## [Records from a collection]

/---

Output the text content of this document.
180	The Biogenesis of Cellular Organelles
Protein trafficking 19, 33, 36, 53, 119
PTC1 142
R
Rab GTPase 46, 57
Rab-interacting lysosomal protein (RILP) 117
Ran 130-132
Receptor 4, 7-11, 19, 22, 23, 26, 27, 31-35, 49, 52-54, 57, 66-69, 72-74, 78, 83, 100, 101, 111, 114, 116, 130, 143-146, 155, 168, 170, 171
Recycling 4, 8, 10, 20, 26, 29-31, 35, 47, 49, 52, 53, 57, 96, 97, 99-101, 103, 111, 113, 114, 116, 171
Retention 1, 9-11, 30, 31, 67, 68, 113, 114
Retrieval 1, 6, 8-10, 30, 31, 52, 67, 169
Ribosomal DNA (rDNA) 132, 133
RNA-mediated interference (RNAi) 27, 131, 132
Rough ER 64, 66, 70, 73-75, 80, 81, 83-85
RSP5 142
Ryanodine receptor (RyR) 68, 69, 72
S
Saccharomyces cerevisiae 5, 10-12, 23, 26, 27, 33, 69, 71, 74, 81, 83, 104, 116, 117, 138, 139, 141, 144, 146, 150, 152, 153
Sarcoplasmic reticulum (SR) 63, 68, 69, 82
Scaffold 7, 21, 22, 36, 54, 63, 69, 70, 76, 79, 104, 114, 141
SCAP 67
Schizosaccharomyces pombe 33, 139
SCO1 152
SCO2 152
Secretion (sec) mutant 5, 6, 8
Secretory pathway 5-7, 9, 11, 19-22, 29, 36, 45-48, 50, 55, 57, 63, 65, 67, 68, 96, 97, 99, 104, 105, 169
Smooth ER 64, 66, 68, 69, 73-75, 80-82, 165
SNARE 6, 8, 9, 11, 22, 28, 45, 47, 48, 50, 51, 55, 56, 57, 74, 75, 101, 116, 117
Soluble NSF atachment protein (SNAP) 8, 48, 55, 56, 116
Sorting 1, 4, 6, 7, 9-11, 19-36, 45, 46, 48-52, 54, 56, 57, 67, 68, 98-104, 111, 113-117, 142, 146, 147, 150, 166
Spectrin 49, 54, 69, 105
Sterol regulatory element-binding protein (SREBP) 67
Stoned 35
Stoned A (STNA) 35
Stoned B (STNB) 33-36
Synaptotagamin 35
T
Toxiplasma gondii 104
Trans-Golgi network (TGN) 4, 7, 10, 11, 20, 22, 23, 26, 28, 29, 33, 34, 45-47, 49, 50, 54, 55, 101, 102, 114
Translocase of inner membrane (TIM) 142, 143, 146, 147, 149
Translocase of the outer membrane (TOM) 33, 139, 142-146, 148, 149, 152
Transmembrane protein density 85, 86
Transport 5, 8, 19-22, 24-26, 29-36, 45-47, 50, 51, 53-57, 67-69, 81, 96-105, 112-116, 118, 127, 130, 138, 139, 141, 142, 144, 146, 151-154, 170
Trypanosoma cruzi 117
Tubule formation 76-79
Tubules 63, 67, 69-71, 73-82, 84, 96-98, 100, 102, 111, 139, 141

\---

## [What to do]
Copy out every line from the records that has the word "Translocase".

## [Finished task]
Translocase of inner membrane (TIM) 142, 143, 146, 147, 149
Translocase of the outer membrane (TOM) 33, 139, 142-146, 148, 149, 152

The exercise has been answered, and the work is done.